* [Data extracted from a collection]
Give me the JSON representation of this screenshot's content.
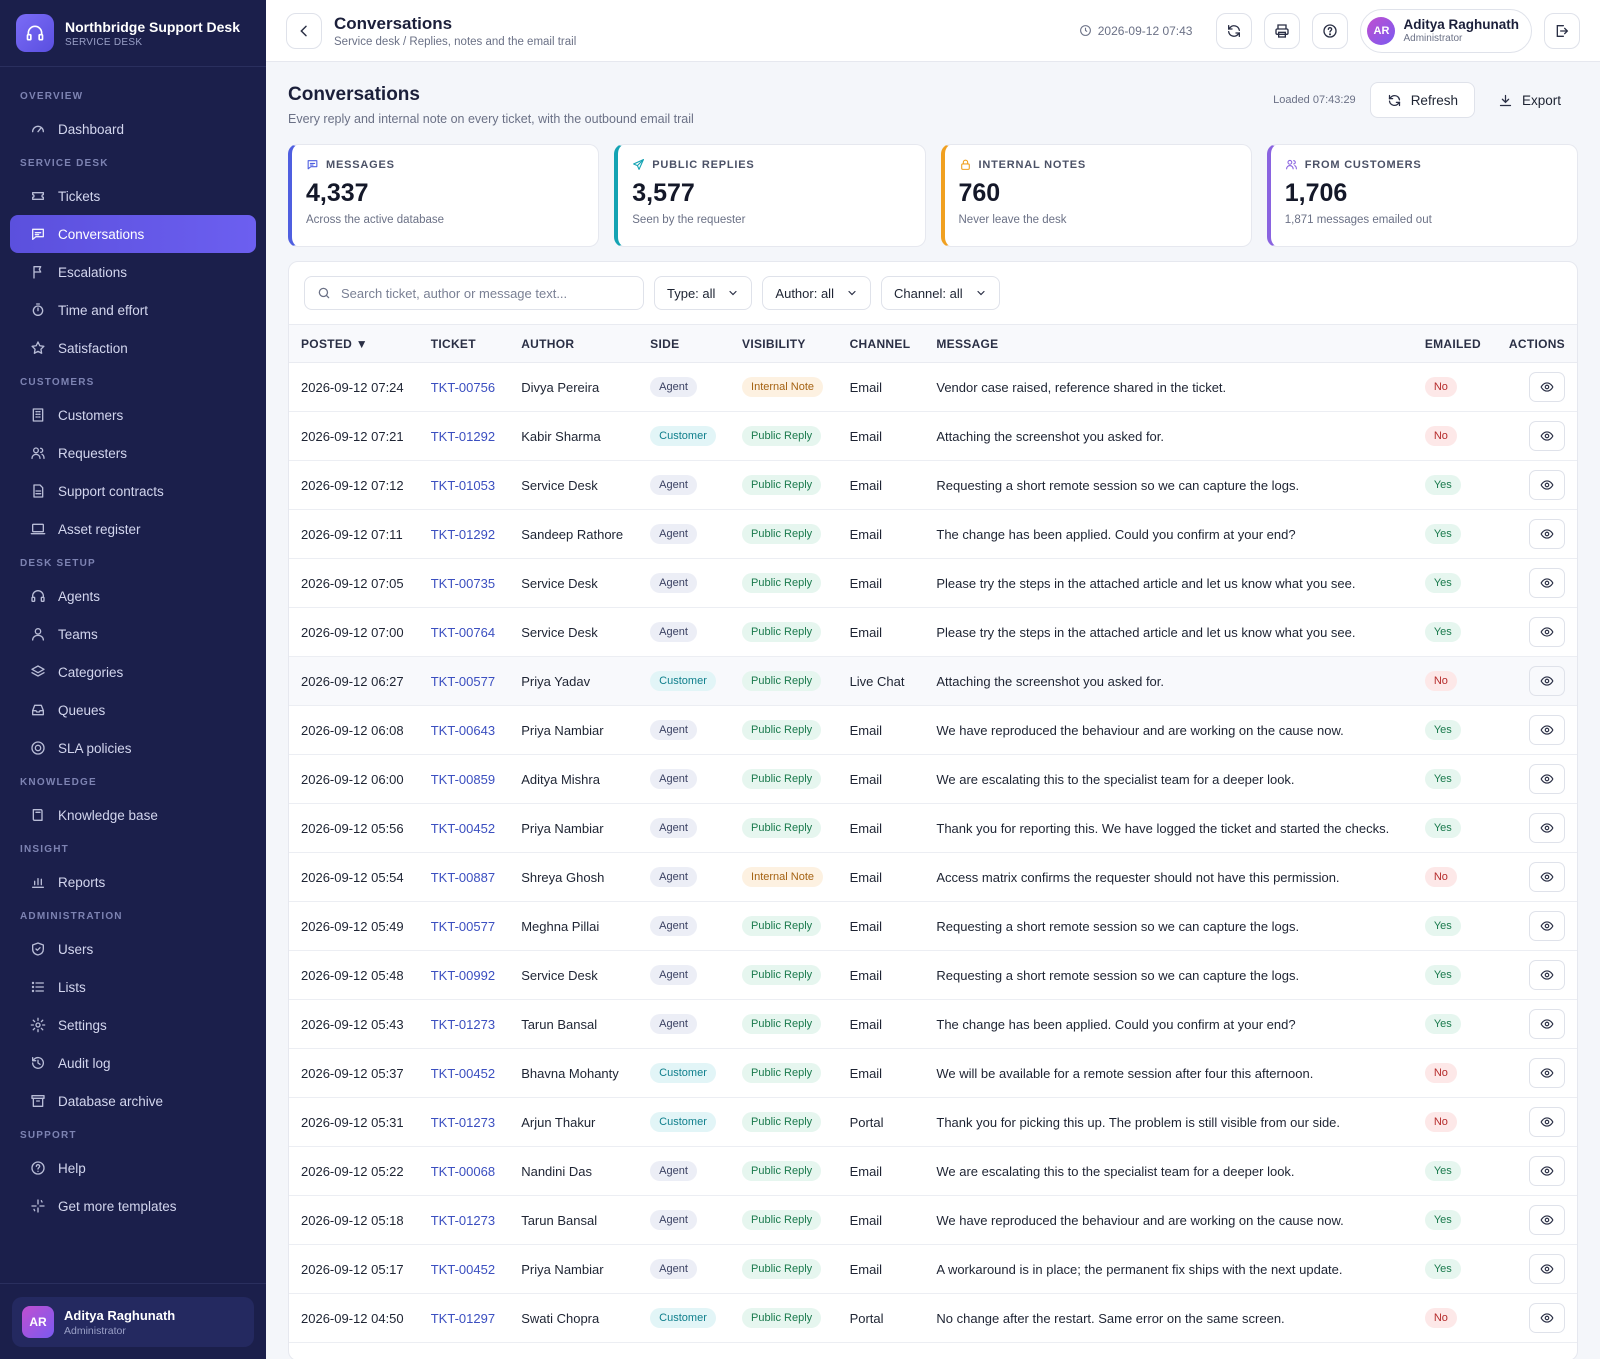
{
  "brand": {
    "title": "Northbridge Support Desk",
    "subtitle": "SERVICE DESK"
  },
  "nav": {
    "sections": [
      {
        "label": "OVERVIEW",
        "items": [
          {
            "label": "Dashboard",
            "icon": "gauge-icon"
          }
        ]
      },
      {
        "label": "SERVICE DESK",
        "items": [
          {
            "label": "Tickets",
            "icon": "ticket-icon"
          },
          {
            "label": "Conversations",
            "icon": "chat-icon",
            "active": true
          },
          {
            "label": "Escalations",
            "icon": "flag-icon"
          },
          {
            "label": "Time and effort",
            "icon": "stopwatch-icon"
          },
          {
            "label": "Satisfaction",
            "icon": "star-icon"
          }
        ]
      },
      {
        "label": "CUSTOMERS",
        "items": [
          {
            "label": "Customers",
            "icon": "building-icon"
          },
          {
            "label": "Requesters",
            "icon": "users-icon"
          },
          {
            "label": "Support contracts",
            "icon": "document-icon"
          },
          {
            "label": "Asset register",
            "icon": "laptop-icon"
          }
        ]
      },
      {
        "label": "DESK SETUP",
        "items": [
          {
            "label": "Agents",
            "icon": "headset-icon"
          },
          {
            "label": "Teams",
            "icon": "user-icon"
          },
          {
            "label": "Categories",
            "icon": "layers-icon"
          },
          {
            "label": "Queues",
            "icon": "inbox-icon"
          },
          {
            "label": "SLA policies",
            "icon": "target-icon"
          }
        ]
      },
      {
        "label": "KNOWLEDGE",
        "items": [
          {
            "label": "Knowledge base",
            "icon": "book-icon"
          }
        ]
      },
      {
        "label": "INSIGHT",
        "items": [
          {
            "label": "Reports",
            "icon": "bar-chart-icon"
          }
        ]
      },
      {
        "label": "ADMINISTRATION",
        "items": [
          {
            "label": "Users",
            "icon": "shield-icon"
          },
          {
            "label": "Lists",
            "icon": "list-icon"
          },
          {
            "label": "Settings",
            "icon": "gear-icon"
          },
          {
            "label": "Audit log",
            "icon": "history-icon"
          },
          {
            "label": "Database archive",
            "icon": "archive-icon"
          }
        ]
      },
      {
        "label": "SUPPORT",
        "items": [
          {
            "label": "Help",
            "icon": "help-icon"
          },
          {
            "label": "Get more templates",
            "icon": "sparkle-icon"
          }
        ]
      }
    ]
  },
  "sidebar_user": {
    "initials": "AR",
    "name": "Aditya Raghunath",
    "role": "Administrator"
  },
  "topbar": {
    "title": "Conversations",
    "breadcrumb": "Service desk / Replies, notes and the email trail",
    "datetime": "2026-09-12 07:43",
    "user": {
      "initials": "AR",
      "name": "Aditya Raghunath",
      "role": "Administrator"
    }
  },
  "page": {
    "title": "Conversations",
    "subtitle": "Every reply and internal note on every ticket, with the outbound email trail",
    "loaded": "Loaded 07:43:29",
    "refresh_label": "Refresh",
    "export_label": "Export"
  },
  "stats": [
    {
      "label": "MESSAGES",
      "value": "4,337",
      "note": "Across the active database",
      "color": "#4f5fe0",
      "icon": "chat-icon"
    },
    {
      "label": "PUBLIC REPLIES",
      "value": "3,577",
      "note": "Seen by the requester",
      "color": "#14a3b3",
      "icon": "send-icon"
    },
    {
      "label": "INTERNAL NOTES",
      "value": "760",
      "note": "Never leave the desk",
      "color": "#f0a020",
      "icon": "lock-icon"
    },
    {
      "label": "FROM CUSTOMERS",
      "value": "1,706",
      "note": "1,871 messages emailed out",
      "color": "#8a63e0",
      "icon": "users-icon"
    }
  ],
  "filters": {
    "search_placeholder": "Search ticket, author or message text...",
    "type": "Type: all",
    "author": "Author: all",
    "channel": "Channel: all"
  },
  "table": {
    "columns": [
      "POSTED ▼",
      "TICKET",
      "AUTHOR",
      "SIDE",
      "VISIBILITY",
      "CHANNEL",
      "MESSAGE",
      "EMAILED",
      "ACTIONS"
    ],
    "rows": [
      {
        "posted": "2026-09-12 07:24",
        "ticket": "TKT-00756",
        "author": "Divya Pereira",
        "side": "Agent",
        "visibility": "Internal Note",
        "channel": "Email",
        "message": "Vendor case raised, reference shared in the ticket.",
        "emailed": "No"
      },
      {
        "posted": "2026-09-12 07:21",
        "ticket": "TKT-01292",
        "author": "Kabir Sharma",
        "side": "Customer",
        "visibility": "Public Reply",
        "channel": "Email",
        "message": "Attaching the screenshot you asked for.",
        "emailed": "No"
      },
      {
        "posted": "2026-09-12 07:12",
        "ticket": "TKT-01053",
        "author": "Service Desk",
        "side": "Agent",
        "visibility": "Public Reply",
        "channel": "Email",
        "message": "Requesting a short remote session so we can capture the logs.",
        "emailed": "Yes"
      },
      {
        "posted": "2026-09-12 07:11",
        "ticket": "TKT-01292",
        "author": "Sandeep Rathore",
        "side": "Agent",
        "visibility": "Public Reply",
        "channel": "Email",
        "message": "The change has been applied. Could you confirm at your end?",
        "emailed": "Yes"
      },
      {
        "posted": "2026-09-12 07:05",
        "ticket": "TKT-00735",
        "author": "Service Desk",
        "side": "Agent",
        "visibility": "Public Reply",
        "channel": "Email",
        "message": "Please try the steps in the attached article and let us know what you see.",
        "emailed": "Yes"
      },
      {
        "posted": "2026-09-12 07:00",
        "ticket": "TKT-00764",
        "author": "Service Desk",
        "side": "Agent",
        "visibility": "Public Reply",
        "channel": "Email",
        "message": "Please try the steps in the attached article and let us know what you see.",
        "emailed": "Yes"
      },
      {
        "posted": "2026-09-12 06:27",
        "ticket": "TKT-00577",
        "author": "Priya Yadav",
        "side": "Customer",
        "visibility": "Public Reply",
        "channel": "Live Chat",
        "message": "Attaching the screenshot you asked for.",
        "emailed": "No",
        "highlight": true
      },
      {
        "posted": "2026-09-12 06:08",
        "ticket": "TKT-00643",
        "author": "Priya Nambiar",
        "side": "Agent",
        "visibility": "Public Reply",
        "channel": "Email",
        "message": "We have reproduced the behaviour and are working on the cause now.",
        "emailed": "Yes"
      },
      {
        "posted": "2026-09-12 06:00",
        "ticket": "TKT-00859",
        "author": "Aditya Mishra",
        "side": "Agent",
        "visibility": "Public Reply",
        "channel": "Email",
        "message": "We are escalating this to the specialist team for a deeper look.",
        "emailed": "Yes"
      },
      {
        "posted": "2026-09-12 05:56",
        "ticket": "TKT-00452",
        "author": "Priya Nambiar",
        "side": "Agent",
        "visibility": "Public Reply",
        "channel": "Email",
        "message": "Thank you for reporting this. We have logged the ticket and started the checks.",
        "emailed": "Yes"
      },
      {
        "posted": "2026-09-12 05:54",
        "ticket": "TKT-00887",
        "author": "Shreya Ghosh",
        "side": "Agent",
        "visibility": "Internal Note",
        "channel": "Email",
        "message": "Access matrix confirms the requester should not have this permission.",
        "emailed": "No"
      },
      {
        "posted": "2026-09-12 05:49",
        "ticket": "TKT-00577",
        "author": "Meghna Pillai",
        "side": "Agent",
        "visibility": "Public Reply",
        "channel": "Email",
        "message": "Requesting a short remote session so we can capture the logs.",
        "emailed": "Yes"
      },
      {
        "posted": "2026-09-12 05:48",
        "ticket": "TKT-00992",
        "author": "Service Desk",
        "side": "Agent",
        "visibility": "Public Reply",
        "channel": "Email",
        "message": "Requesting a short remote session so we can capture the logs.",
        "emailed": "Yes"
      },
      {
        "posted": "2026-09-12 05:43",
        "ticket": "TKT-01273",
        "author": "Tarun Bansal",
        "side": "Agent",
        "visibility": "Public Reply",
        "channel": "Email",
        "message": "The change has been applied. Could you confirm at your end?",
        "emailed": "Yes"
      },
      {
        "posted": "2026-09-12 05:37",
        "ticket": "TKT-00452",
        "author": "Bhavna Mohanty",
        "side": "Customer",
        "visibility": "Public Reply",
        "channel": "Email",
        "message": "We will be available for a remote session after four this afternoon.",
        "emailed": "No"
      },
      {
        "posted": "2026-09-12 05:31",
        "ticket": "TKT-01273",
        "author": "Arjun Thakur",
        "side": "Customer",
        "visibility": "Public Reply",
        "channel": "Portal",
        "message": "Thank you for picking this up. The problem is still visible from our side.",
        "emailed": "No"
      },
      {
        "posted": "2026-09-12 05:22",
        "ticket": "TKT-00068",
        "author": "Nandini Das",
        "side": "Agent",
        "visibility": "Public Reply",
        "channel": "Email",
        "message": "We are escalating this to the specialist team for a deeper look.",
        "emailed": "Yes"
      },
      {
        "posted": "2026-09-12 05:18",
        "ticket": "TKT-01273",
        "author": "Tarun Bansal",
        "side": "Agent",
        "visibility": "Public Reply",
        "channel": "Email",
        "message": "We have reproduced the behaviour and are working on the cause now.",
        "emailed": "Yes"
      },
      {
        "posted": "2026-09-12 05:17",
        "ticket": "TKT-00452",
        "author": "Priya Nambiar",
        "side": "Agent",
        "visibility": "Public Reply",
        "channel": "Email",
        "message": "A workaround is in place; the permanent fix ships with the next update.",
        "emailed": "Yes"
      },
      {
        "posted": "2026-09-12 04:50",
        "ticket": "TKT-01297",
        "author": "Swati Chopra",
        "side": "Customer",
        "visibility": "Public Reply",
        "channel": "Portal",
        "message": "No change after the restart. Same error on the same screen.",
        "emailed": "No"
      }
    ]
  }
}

* [Your goal]
Lines containing the string "active" are to be selected and copied.

* [Full output]
            "active": true
      "note": "Across the active database",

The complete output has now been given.